> [SELECTED PASSAGE]:
════════════════

47,000+ vehicle crash injuries predicated for holiday nationwide

The American Red Cross of Utah is urging the community to donate blood so that emergency teams and hospitals will be ready for Memorial Day weekend, one of the deadliest times for traffic accidents nationwide. With a surge in traffic crashes during holidays and throughout the summer, the availability of blood for transfusions is vital in saving lives and supporting trauma victims.

“Blood must be on hand to successfully treat many trauma victims,” said Dr. Walter Kelley, Medical Director for the Rocky Mountain Division of the American Red Cross. “A single car accident patient can require as many as 100 units of blood, so we want to help make sure our hospitals have lifesaving blood available when it’s needed most.”

Urgent Need for O Negative Blood

As over 38 million people are expected to travel by car during Memorial Day weekend – the highest number since tracking began in 2000 – the National Safety Council projects that crowded roadways could lead to an estimated 418 traffic-related fatalities and over 47,000 injuries nationwide.

A single major accident with injuries can quickly deplete a hospital’s blood supply, explained Heidi Ruster, Chief Executive Officer of the American Red Cross Utah/Nevada Region. “It’s important that donors of all types donate blood now,” she said. “The need for O negative blood, the universal blood type, is particularly critical so that trauma centers have sufficient stock on hand when time is critical.”

════════════════

Excerpts from a dataset:
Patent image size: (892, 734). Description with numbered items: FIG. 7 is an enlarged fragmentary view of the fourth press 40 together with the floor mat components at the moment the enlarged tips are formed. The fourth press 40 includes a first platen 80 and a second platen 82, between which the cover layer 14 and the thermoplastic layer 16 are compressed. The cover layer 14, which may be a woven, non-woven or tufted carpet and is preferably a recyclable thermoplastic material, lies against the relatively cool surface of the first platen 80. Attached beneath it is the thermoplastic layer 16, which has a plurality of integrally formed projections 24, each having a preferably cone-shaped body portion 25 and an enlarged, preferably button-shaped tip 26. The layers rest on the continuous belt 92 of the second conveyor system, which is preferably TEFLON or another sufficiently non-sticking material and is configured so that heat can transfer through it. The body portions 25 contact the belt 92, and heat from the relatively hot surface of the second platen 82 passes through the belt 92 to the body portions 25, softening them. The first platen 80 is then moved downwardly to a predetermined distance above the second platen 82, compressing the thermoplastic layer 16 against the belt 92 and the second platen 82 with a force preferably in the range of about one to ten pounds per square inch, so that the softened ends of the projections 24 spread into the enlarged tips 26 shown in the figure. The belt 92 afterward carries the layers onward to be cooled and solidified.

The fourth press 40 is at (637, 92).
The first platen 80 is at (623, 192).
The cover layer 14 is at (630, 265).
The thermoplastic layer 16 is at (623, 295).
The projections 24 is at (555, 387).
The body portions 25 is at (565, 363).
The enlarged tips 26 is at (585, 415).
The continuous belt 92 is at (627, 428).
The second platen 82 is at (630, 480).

════════════════

> [EXERCISE DESCRIPTION]: According to the blood drive article, how many units of blood can a single car accident patient require?

> [RESPONSE TO THE EXERCISE]: As many as 100 units.